_AIM OF THE EXERCISE_: Quote all entries in full, exactly.

## START INPUT FOR THIS TASK

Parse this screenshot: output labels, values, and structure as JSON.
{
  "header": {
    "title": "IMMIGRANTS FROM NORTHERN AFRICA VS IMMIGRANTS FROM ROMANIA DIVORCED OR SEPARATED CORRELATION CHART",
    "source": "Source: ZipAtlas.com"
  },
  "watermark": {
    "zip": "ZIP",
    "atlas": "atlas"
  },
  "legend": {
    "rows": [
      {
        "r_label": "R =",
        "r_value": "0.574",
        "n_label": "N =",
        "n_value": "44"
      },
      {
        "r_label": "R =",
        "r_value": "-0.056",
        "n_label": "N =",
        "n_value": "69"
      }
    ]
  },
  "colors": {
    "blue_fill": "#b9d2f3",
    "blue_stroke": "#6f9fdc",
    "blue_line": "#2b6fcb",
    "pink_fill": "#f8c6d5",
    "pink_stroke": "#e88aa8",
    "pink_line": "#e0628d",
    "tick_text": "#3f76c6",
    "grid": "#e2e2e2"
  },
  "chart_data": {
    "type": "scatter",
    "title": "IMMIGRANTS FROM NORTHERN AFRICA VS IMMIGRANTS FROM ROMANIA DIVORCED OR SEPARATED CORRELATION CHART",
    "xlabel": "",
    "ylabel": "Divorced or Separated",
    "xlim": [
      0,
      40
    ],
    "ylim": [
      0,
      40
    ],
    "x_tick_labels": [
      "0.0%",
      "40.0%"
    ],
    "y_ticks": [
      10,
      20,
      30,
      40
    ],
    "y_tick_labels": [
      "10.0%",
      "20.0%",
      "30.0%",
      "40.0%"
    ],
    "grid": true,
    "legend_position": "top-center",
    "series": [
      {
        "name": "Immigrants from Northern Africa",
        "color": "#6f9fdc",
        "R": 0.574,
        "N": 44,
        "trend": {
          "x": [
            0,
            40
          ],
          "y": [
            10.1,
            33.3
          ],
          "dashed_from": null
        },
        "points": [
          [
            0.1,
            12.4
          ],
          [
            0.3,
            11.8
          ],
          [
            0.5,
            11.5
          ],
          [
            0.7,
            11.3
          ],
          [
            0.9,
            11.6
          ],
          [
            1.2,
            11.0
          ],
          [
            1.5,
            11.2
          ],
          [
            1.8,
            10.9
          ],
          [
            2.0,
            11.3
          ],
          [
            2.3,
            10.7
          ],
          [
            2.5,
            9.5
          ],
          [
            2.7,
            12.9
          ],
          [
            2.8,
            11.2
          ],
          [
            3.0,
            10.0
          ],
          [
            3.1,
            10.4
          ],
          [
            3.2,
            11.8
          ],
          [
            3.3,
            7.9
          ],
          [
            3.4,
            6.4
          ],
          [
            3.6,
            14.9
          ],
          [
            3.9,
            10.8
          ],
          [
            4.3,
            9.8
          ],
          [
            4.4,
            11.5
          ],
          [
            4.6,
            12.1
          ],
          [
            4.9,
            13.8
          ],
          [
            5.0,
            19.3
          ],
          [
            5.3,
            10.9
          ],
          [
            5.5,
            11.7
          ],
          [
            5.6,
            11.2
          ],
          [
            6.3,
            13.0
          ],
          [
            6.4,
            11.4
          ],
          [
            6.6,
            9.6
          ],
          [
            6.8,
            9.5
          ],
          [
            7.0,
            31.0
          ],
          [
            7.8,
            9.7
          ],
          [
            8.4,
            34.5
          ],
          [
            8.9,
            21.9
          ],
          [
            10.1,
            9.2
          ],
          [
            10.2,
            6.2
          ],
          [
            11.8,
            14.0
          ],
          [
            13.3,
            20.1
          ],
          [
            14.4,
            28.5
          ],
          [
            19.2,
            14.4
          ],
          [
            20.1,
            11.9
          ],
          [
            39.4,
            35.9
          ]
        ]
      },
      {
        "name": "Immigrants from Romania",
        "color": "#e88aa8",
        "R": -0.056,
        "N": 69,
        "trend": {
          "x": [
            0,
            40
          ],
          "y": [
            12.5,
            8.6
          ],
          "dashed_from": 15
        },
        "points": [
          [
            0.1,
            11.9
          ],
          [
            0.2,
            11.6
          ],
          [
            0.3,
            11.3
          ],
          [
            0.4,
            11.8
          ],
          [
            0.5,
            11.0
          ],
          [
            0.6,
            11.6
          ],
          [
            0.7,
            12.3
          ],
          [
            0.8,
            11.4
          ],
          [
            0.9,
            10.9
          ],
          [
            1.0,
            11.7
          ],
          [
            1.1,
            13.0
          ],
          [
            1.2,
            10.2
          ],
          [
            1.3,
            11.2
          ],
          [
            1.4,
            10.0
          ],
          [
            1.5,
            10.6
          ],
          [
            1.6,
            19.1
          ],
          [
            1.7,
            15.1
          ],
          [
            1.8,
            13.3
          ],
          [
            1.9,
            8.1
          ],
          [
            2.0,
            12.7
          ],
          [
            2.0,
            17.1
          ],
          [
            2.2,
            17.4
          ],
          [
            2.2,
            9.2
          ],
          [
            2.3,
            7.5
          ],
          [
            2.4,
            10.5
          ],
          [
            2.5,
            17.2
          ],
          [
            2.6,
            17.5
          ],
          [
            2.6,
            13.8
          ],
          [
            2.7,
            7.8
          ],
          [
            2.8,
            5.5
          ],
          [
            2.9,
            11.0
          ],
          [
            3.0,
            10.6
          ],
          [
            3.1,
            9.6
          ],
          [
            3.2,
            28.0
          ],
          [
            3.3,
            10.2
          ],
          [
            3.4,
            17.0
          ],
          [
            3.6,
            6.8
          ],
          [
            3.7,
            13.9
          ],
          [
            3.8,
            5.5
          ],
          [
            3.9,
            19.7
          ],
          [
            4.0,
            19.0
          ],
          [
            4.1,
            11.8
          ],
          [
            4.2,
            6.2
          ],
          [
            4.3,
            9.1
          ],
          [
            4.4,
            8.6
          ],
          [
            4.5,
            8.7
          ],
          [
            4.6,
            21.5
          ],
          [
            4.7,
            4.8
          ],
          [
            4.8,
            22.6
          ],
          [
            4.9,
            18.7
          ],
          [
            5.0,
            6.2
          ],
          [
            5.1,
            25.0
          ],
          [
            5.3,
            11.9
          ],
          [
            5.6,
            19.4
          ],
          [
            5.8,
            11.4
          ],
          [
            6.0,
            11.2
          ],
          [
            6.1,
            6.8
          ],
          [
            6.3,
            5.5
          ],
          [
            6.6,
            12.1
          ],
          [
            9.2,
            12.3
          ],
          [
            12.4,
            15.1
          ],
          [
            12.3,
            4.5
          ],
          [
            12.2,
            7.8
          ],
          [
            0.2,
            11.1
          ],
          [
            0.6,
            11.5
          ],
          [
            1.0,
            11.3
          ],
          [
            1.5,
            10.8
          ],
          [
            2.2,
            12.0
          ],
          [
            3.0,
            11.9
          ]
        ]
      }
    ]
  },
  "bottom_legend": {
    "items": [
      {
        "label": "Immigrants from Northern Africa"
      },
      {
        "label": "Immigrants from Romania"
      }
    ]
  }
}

## END INPUT FOR THIS TASK

_FINISHED EXERCISE_:
Parse this screenshot: output labels, values, and structure as JSON.
{
  "header": {
    "title": "IMMIGRANTS FROM NORTHERN AFRICA VS IMMIGRANTS FROM ROMANIA DIVORCED OR SEPARATED CORRELATION CHART",
    "source": "Source: ZipAtlas.com"
  },
  "watermark": {
    "zip": "ZIP",
    "atlas": "atlas"
  },
  "legend": {
    "rows": [
      {
        "r_label": "R =",
        "r_value": "0.574",
        "n_label": "N =",
        "n_value": "44"
      },
      {
        "r_label": "R =",
        "r_value": "-0.056",
        "n_label": "N =",
        "n_value": "69"
      }
    ]
  },
  "colors": {
    "blue_fill": "#b9d2f3",
    "blue_stroke": "#6f9fdc",
    "blue_line": "#2b6fcb",
    "pink_fill": "#f8c6d5",
    "pink_stroke": "#e88aa8",
    "pink_line": "#e0628d",
    "tick_text": "#3f76c6",
    "grid": "#e2e2e2"
  },
  "chart_data": {
    "type": "scatter",
    "title": "IMMIGRANTS FROM NORTHERN AFRICA VS IMMIGRANTS FROM ROMANIA DIVORCED OR SEPARATED CORRELATION CHART",
    "xlabel": "",
    "ylabel": "Divorced or Separated",
    "xlim": [
      0,
      40
    ],
    "ylim": [
      0,
      40
    ],
    "x_tick_labels": [
      "0.0%",
      "40.0%"
    ],
    "y_ticks": [
      10,
      20,
      30,
      40
    ],
    "y_tick_labels": [
      "10.0%",
      "20.0%",
      "30.0%",
      "40.0%"
    ],
    "grid": true,
    "legend_position": "top-center",
    "series": [
      {
        "name": "Immigrants from Northern Africa",
        "color": "#6f9fdc",
        "R": 0.574,
        "N": 44,
        "trend": {
          "x": [
            0,
            40
          ],
          "y": [
            10.1,
            33.3
          ],
          "dashed_from": null
        },
        "points": [
          [
            0.1,
            12.4
          ],
          [
            0.3,
            11.8
          ],
          [
            0.5,
            11.5
          ],
          [
            0.7,
            11.3
          ],
          [
            0.9,
            11.6
          ],
          [
            1.2,
            11.0
          ],
          [
            1.5,
            11.2
          ],
          [
            1.8,
            10.9
          ],
          [
            2.0,
            11.3
          ],
          [
            2.3,
            10.7
          ],
          [
            2.5,
            9.5
          ],
          [
            2.7,
            12.9
          ],
          [
            2.8,
            11.2
          ],
          [
            3.0,
            10.0
          ],
          [
            3.1,
            10.4
          ],
          [
            3.2,
            11.8
          ],
          [
            3.3,
            7.9
          ],
          [
            3.4,
            6.4
          ],
          [
            3.6,
            14.9
          ],
          [
            3.9,
            10.8
          ],
          [
            4.3,
            9.8
          ],
          [
            4.4,
            11.5
          ],
          [
            4.6,
            12.1
          ],
          [
            4.9,
            13.8
          ],
          [
            5.0,
            19.3
          ],
          [
            5.3,
            10.9
          ],
          [
            5.5,
            11.7
          ],
          [
            5.6,
            11.2
          ],
          [
            6.3,
            13.0
          ],
          [
            6.4,
            11.4
          ],
          [
            6.6,
            9.6
          ],
          [
            6.8,
            9.5
          ],
          [
            7.0,
            31.0
          ],
          [
            7.8,
            9.7
          ],
          [
            8.4,
            34.5
          ],
          [
            8.9,
            21.9
          ],
          [
            10.1,
            9.2
          ],
          [
            10.2,
            6.2
          ],
          [
            11.8,
            14.0
          ],
          [
            13.3,
            20.1
          ],
          [
            14.4,
            28.5
          ],
          [
            19.2,
            14.4
          ],
          [
            20.1,
            11.9
          ],
          [
            39.4,
            35.9
          ]
        ]
      },
      {
        "name": "Immigrants from Romania",
        "color": "#e88aa8",
        "R": -0.056,
        "N": 69,
        "trend": {
          "x": [
            0,
            40
          ],
          "y": [
            12.5,
            8.6
          ],
          "dashed_from": 15
        },
        "points": [
          [
            0.1,
            11.9
          ],
          [
            0.2,
            11.6
          ],
          [
            0.3,
            11.3
          ],
          [
            0.4,
            11.8
          ],
          [
            0.5,
            11.0
          ],
          [
            0.6,
            11.6
          ],
          [
            0.7,
            12.3
          ],
          [
            0.8,
            11.4
          ],
          [
            0.9,
            10.9
          ],
          [
            1.0,
            11.7
          ],
          [
            1.1,
            13.0
          ],
          [
            1.2,
            10.2
          ],
          [
            1.3,
            11.2
          ],
          [
            1.4,
            10.0
          ],
          [
            1.5,
            10.6
          ],
          [
            1.6,
            19.1
          ],
          [
            1.7,
            15.1
          ],
          [
            1.8,
            13.3
          ],
          [
            1.9,
            8.1
          ],
          [
            2.0,
            12.7
          ],
          [
            2.0,
            17.1
          ],
          [
            2.2,
            17.4
          ],
          [
            2.2,
            9.2
          ],
          [
            2.3,
            7.5
          ],
          [
            2.4,
            10.5
          ],
          [
            2.5,
            17.2
          ],
          [
            2.6,
            17.5
          ],
          [
            2.6,
            13.8
          ],
          [
            2.7,
            7.8
          ],
          [
            2.8,
            5.5
          ],
          [
            2.9,
            11.0
          ],
          [
            3.0,
            10.6
          ],
          [
            3.1,
            9.6
          ],
          [
            3.2,
            28.0
          ],
          [
            3.3,
            10.2
          ],
          [
            3.4,
            17.0
          ],
          [
            3.6,
            6.8
          ],
          [
            3.7,
            13.9
          ],
          [
            3.8,
            5.5
          ],
          [
            3.9,
            19.7
          ],
          [
            4.0,
            19.0
          ],
          [
            4.1,
            11.8
          ],
          [
            4.2,
            6.2
          ],
          [
            4.3,
            9.1
          ],
          [
            4.4,
            8.6
          ],
          [
            4.5,
            8.7
          ],
          [
            4.6,
            21.5
          ],
          [
            4.7,
            4.8
          ],
          [
            4.8,
            22.6
          ],
          [
            4.9,
            18.7
          ],
          [
            5.0,
            6.2
          ],
          [
            5.1,
            25.0
          ],
          [
            5.3,
            11.9
          ],
          [
            5.6,
            19.4
          ],
          [
            5.8,
            11.4
          ],
          [
            6.0,
            11.2
          ],
          [
            6.1,
            6.8
          ],
          [
            6.3,
            5.5
          ],
          [
            6.6,
            12.1
          ],
          [
            9.2,
            12.3
          ],
          [
            12.4,
            15.1
          ],
          [
            12.3,
            4.5
          ],
          [
            12.2,
            7.8
          ],
          [
            0.2,
            11.1
          ],
          [
            0.6,
            11.5
          ],
          [
            1.0,
            11.3
          ],
          [
            1.5,
            10.8
          ],
          [
            2.2,
            12.0
          ],
          [
            3.0,
            11.9
          ]
        ]
      }
    ]
  },
  "bottom_legend": {
    "items": [
      {
        "label": "Immigrants from Northern Africa"
      },
      {
        "label": "Immigrants from Romania"
      }
    ]
  }
}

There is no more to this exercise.